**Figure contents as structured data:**
--- Start ---

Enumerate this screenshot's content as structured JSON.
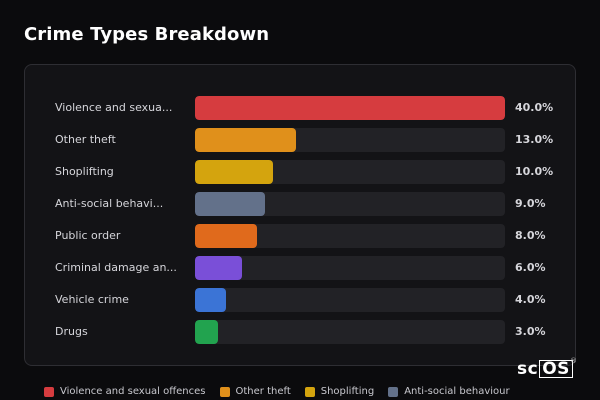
{
  "title": "Crime Types Breakdown",
  "brand": {
    "prefix": "sc",
    "boxed": "OS",
    "mark": "®"
  },
  "chart_data": {
    "type": "bar",
    "orientation": "horizontal",
    "title": "Crime Types Breakdown",
    "xlim": [
      0,
      40
    ],
    "grid": false,
    "legend_position": "bottom",
    "categories": [
      "Violence and sexua...",
      "Other theft",
      "Shoplifting",
      "Anti-social behavi...",
      "Public order",
      "Criminal damage an...",
      "Vehicle crime",
      "Drugs"
    ],
    "values": [
      40.0,
      13.0,
      10.0,
      9.0,
      8.0,
      6.0,
      4.0,
      3.0
    ],
    "value_labels": [
      "40.0%",
      "13.0%",
      "10.0%",
      "9.0%",
      "8.0%",
      "6.0%",
      "4.0%",
      "3.0%"
    ],
    "colors": [
      "#d63c3f",
      "#e0901b",
      "#d4a40e",
      "#63718a",
      "#e06a1c",
      "#7a4fd8",
      "#3b74d6",
      "#22a34f"
    ],
    "legend": [
      {
        "label": "Violence and sexual offences",
        "color": "#d63c3f"
      },
      {
        "label": "Other theft",
        "color": "#e0901b"
      },
      {
        "label": "Shoplifting",
        "color": "#d4a40e"
      },
      {
        "label": "Anti-social behaviour",
        "color": "#63718a"
      }
    ]
  }
}
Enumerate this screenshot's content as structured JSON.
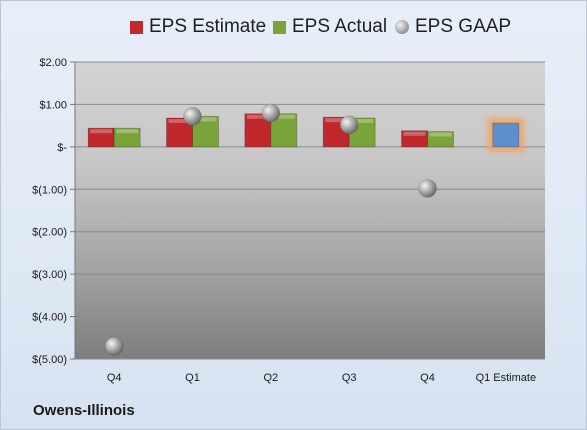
{
  "chart_data": {
    "type": "bar",
    "title": "",
    "xlabel": "",
    "ylabel": "",
    "categories": [
      "Q4",
      "Q1",
      "Q2",
      "Q3",
      "Q4",
      "Q1 Estimate"
    ],
    "ylim": [
      -5.0,
      2.0
    ],
    "yticks": [
      2.0,
      1.0,
      0.0,
      -1.0,
      -2.0,
      -3.0,
      -4.0,
      -5.0
    ],
    "ytick_labels": [
      "$2.00",
      "$1.00",
      "$-",
      "$(1.00)",
      "$(2.00)",
      "$(3.00)",
      "$(4.00)",
      "$(5.00)"
    ],
    "grid": true,
    "legend_position": "top",
    "series": [
      {
        "name": "EPS Estimate",
        "kind": "bar",
        "color": "#c0282d",
        "values": [
          0.44,
          0.68,
          0.78,
          0.7,
          0.38,
          null
        ]
      },
      {
        "name": "EPS Actual",
        "kind": "bar",
        "color": "#7aa33a",
        "values": [
          0.44,
          0.72,
          0.78,
          0.68,
          0.36,
          null
        ]
      },
      {
        "name": "EPS GAAP",
        "kind": "marker",
        "color": "#9a9a9a",
        "values": [
          -4.7,
          0.72,
          0.8,
          0.52,
          -0.98,
          null
        ]
      },
      {
        "name": "",
        "kind": "bar",
        "color": "#5b8fd0",
        "highlight": true,
        "values": [
          null,
          null,
          null,
          null,
          null,
          0.56
        ]
      }
    ]
  },
  "company": "Owens-Illinois",
  "legend": {
    "estimate_label": "EPS Estimate",
    "actual_label": "EPS Actual",
    "gaap_label": "EPS GAAP"
  }
}
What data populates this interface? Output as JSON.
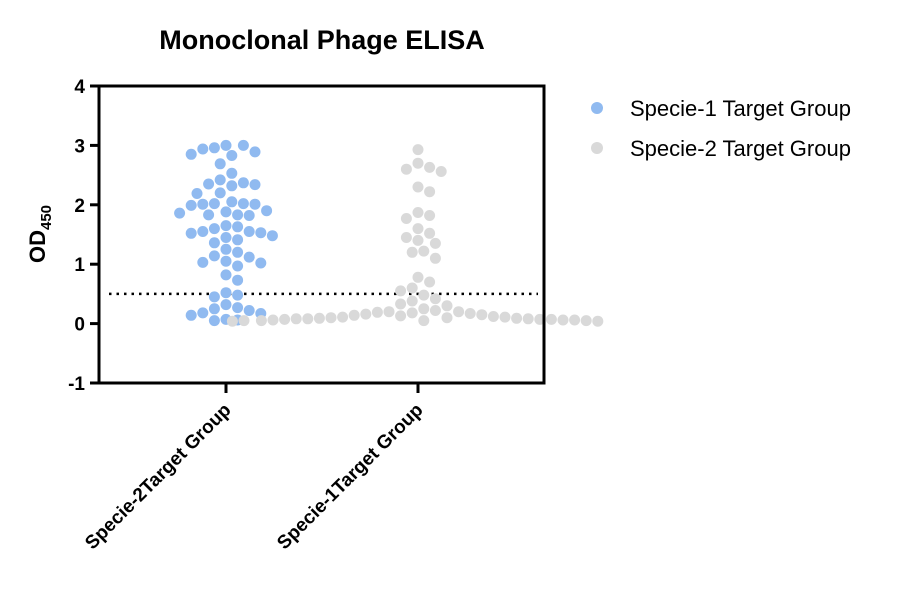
{
  "chart_data": {
    "type": "scatter",
    "title": "Monoclonal Phage ELISA",
    "ylabel": "OD",
    "ylabel_subscript": "450",
    "xlabel": "",
    "ylim": [
      -1,
      4
    ],
    "yticks": [
      -1,
      0,
      1,
      2,
      3,
      4
    ],
    "categories": [
      "Specie-2Target Group",
      "Specie-1Target Group"
    ],
    "reference_line": {
      "y": 0.5,
      "style": "dotted"
    },
    "legend_position": "right",
    "grid": false,
    "series": [
      {
        "name": "Specie-1 Target Group",
        "color": "#90BAF0",
        "category_index": 0,
        "values": [
          3.0,
          3.0,
          2.96,
          2.94,
          2.89,
          2.85,
          2.83,
          2.69,
          2.53,
          2.42,
          2.37,
          2.35,
          2.34,
          2.32,
          2.2,
          2.19,
          2.05,
          2.02,
          2.02,
          2.01,
          2.01,
          1.99,
          1.9,
          1.88,
          1.86,
          1.83,
          1.83,
          1.82,
          1.65,
          1.63,
          1.6,
          1.55,
          1.55,
          1.53,
          1.52,
          1.48,
          1.45,
          1.41,
          1.36,
          1.25,
          1.2,
          1.14,
          1.12,
          1.05,
          1.03,
          1.02,
          0.97,
          0.82,
          0.73,
          0.52,
          0.48,
          0.45,
          0.32,
          0.27,
          0.25,
          0.22,
          0.18,
          0.17,
          0.14,
          0.07,
          0.06,
          0.05
        ]
      },
      {
        "name": "Specie-2 Target Group",
        "color": "#D9D9D9",
        "category_index": 1,
        "values": [
          2.93,
          2.7,
          2.63,
          2.6,
          2.56,
          2.3,
          2.22,
          1.87,
          1.82,
          1.77,
          1.6,
          1.52,
          1.45,
          1.4,
          1.35,
          1.22,
          1.2,
          1.1,
          0.78,
          0.7,
          0.6,
          0.55,
          0.48,
          0.42,
          0.38,
          0.33,
          0.3,
          0.25,
          0.22,
          0.2,
          0.2,
          0.19,
          0.18,
          0.17,
          0.16,
          0.15,
          0.14,
          0.13,
          0.12,
          0.11,
          0.11,
          0.1,
          0.1,
          0.09,
          0.09,
          0.08,
          0.08,
          0.08,
          0.07,
          0.07,
          0.07,
          0.06,
          0.06,
          0.06,
          0.05,
          0.05,
          0.05,
          0.05,
          0.04,
          0.04
        ]
      }
    ]
  }
}
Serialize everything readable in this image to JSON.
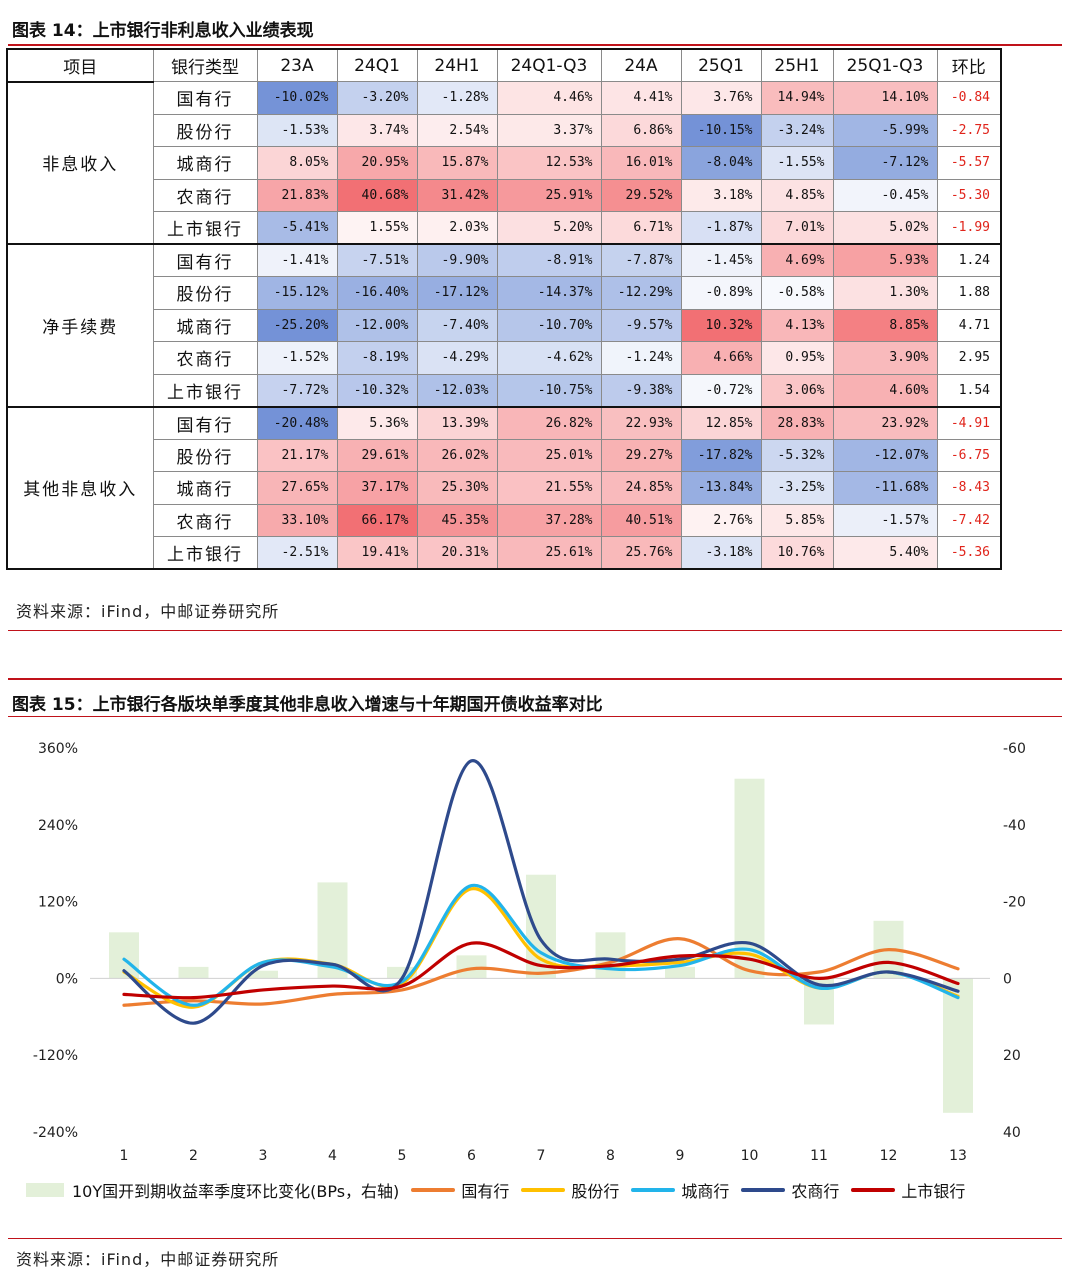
{
  "fig14": {
    "title": "图表 14：上市银行非利息收入业绩表现",
    "source": "资料来源：iFind，中邮证券研究所",
    "headers": [
      "项目",
      "银行类型",
      "23A",
      "24Q1",
      "24H1",
      "24Q1-Q3",
      "24A",
      "25Q1",
      "25H1",
      "25Q1-Q3",
      "环比"
    ],
    "groups": [
      {
        "name": "非息收入",
        "rows": [
          {
            "type": "国有行",
            "values": [
              -10.02,
              -3.2,
              -1.28,
              4.46,
              4.41,
              3.76,
              14.94,
              14.1
            ],
            "labels": [
              "-10.02%",
              "-3.20%",
              "-1.28%",
              "4.46%",
              "4.41%",
              "3.76%",
              "14.94%",
              "14.10%"
            ],
            "hb": "-0.84",
            "hb_value": -0.84
          },
          {
            "type": "股份行",
            "values": [
              -1.53,
              3.74,
              2.54,
              3.37,
              6.86,
              -10.15,
              -3.24,
              -5.99
            ],
            "labels": [
              "-1.53%",
              "3.74%",
              "2.54%",
              "3.37%",
              "6.86%",
              "-10.15%",
              "-3.24%",
              "-5.99%"
            ],
            "hb": "-2.75",
            "hb_value": -2.75
          },
          {
            "type": "城商行",
            "values": [
              8.05,
              20.95,
              15.87,
              12.53,
              16.01,
              -8.04,
              -1.55,
              -7.12
            ],
            "labels": [
              "8.05%",
              "20.95%",
              "15.87%",
              "12.53%",
              "16.01%",
              "-8.04%",
              "-1.55%",
              "-7.12%"
            ],
            "hb": "-5.57",
            "hb_value": -5.57
          },
          {
            "type": "农商行",
            "values": [
              21.83,
              40.68,
              31.42,
              25.91,
              29.52,
              3.18,
              4.85,
              -0.45
            ],
            "labels": [
              "21.83%",
              "40.68%",
              "31.42%",
              "25.91%",
              "29.52%",
              "3.18%",
              "4.85%",
              "-0.45%"
            ],
            "hb": "-5.30",
            "hb_value": -5.3
          },
          {
            "type": "上市银行",
            "values": [
              -5.41,
              1.55,
              2.03,
              5.2,
              6.71,
              -1.87,
              7.01,
              5.02
            ],
            "labels": [
              "-5.41%",
              "1.55%",
              "2.03%",
              "5.20%",
              "6.71%",
              "-1.87%",
              "7.01%",
              "5.02%"
            ],
            "hb": "-1.99",
            "hb_value": -1.99
          }
        ]
      },
      {
        "name": "净手续费",
        "rows": [
          {
            "type": "国有行",
            "values": [
              -1.41,
              -7.51,
              -9.9,
              -8.91,
              -7.87,
              -1.45,
              4.69,
              5.93
            ],
            "labels": [
              "-1.41%",
              "-7.51%",
              "-9.90%",
              "-8.91%",
              "-7.87%",
              "-1.45%",
              "4.69%",
              "5.93%"
            ],
            "hb": "1.24",
            "hb_value": 1.24
          },
          {
            "type": "股份行",
            "values": [
              -15.12,
              -16.4,
              -17.12,
              -14.37,
              -12.29,
              -0.89,
              -0.58,
              1.3
            ],
            "labels": [
              "-15.12%",
              "-16.40%",
              "-17.12%",
              "-14.37%",
              "-12.29%",
              "-0.89%",
              "-0.58%",
              "1.30%"
            ],
            "hb": "1.88",
            "hb_value": 1.88
          },
          {
            "type": "城商行",
            "values": [
              -25.2,
              -12.0,
              -7.4,
              -10.7,
              -9.57,
              10.32,
              4.13,
              8.85
            ],
            "labels": [
              "-25.20%",
              "-12.00%",
              "-7.40%",
              "-10.70%",
              "-9.57%",
              "10.32%",
              "4.13%",
              "8.85%"
            ],
            "hb": "4.71",
            "hb_value": 4.71
          },
          {
            "type": "农商行",
            "values": [
              -1.52,
              -8.19,
              -4.29,
              -4.62,
              -1.24,
              4.66,
              0.95,
              3.9
            ],
            "labels": [
              "-1.52%",
              "-8.19%",
              "-4.29%",
              "-4.62%",
              "-1.24%",
              "4.66%",
              "0.95%",
              "3.90%"
            ],
            "hb": "2.95",
            "hb_value": 2.95
          },
          {
            "type": "上市银行",
            "values": [
              -7.72,
              -10.32,
              -12.03,
              -10.75,
              -9.38,
              -0.72,
              3.06,
              4.6
            ],
            "labels": [
              "-7.72%",
              "-10.32%",
              "-12.03%",
              "-10.75%",
              "-9.38%",
              "-0.72%",
              "3.06%",
              "4.60%"
            ],
            "hb": "1.54",
            "hb_value": 1.54
          }
        ]
      },
      {
        "name": "其他非息收入",
        "rows": [
          {
            "type": "国有行",
            "values": [
              -20.48,
              5.36,
              13.39,
              26.82,
              22.93,
              12.85,
              28.83,
              23.92
            ],
            "labels": [
              "-20.48%",
              "5.36%",
              "13.39%",
              "26.82%",
              "22.93%",
              "12.85%",
              "28.83%",
              "23.92%"
            ],
            "hb": "-4.91",
            "hb_value": -4.91
          },
          {
            "type": "股份行",
            "values": [
              21.17,
              29.61,
              26.02,
              25.01,
              29.27,
              -17.82,
              -5.32,
              -12.07
            ],
            "labels": [
              "21.17%",
              "29.61%",
              "26.02%",
              "25.01%",
              "29.27%",
              "-17.82%",
              "-5.32%",
              "-12.07%"
            ],
            "hb": "-6.75",
            "hb_value": -6.75
          },
          {
            "type": "城商行",
            "values": [
              27.65,
              37.17,
              25.3,
              21.55,
              24.85,
              -13.84,
              -3.25,
              -11.68
            ],
            "labels": [
              "27.65%",
              "37.17%",
              "25.30%",
              "21.55%",
              "24.85%",
              "-13.84%",
              "-3.25%",
              "-11.68%"
            ],
            "hb": "-8.43",
            "hb_value": -8.43
          },
          {
            "type": "农商行",
            "values": [
              33.1,
              66.17,
              45.35,
              37.28,
              40.51,
              2.76,
              5.85,
              -1.57
            ],
            "labels": [
              "33.10%",
              "66.17%",
              "45.35%",
              "37.28%",
              "40.51%",
              "2.76%",
              "5.85%",
              "-1.57%"
            ],
            "hb": "-7.42",
            "hb_value": -7.42
          },
          {
            "type": "上市银行",
            "values": [
              -2.51,
              19.41,
              20.31,
              25.61,
              25.76,
              -3.18,
              10.76,
              5.4
            ],
            "labels": [
              "-2.51%",
              "19.41%",
              "20.31%",
              "25.61%",
              "25.76%",
              "-3.18%",
              "10.76%",
              "5.40%"
            ],
            "hb": "-5.36",
            "hb_value": -5.36
          }
        ]
      }
    ]
  },
  "fig15": {
    "title": "图表 15：上市银行各版块单季度其他非息收入增速与十年期国开债收益率对比",
    "source": "资料来源：iFind，中邮证券研究所"
  },
  "colors": {
    "red_text": "#e0241b",
    "heat_negative": "#5b7fd0",
    "heat_positive": "#f0575b",
    "bar": "#e3f0d9",
    "guoyou": "#ed7d31",
    "gufen": "#ffc000",
    "chengshang": "#22b4ea",
    "nongshang": "#2e4a8c",
    "shangshi": "#c00000"
  },
  "chart_data": {
    "type": "line",
    "x": [
      1,
      2,
      3,
      4,
      5,
      6,
      7,
      8,
      9,
      10,
      11,
      12,
      13
    ],
    "y_left": {
      "ticks": [
        "360%",
        "240%",
        "120%",
        "0%",
        "-120%",
        "-240%"
      ],
      "tick_values": [
        360,
        240,
        120,
        0,
        -120,
        -240
      ],
      "range": [
        -240,
        360
      ]
    },
    "y_right": {
      "ticks": [
        "-60",
        "-40",
        "-20",
        "0",
        "20",
        "40"
      ],
      "tick_values": [
        -60,
        -40,
        -20,
        0,
        20,
        40
      ],
      "range": [
        40,
        -60
      ],
      "inverted": true
    },
    "bars": {
      "name": "10Y国开到期收益率季度环比变化(BPs，右轴)",
      "axis": "right",
      "values": [
        -12,
        -3,
        -2,
        -25,
        -3,
        -6,
        -27,
        -12,
        -3,
        -52,
        12,
        -15,
        35
      ]
    },
    "series": [
      {
        "name": "国有行",
        "color_key": "guoyou",
        "values": [
          -42,
          -35,
          -40,
          -25,
          -18,
          15,
          8,
          25,
          62,
          12,
          10,
          45,
          15
        ]
      },
      {
        "name": "股份行",
        "color_key": "gufen",
        "values": [
          10,
          -45,
          25,
          22,
          -8,
          140,
          30,
          20,
          25,
          38,
          -15,
          10,
          -28
        ]
      },
      {
        "name": "城商行",
        "color_key": "chengshang",
        "values": [
          30,
          -42,
          25,
          18,
          -5,
          145,
          40,
          15,
          20,
          45,
          -15,
          10,
          -30
        ]
      },
      {
        "name": "农商行",
        "color_key": "nongshang",
        "values": [
          12,
          -70,
          20,
          22,
          0,
          340,
          60,
          30,
          30,
          55,
          -10,
          10,
          -20
        ]
      },
      {
        "name": "上市银行",
        "color_key": "shangshi",
        "values": [
          -25,
          -30,
          -18,
          -12,
          -12,
          55,
          20,
          20,
          35,
          30,
          0,
          25,
          -8
        ]
      }
    ]
  }
}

--- End ---

**Given instruction:**
Read the lines above. Gather those in which the string "Actual" is found.

**Task output:**
        "name": "EPS Actual",
    "actual_label": "EPS Actual",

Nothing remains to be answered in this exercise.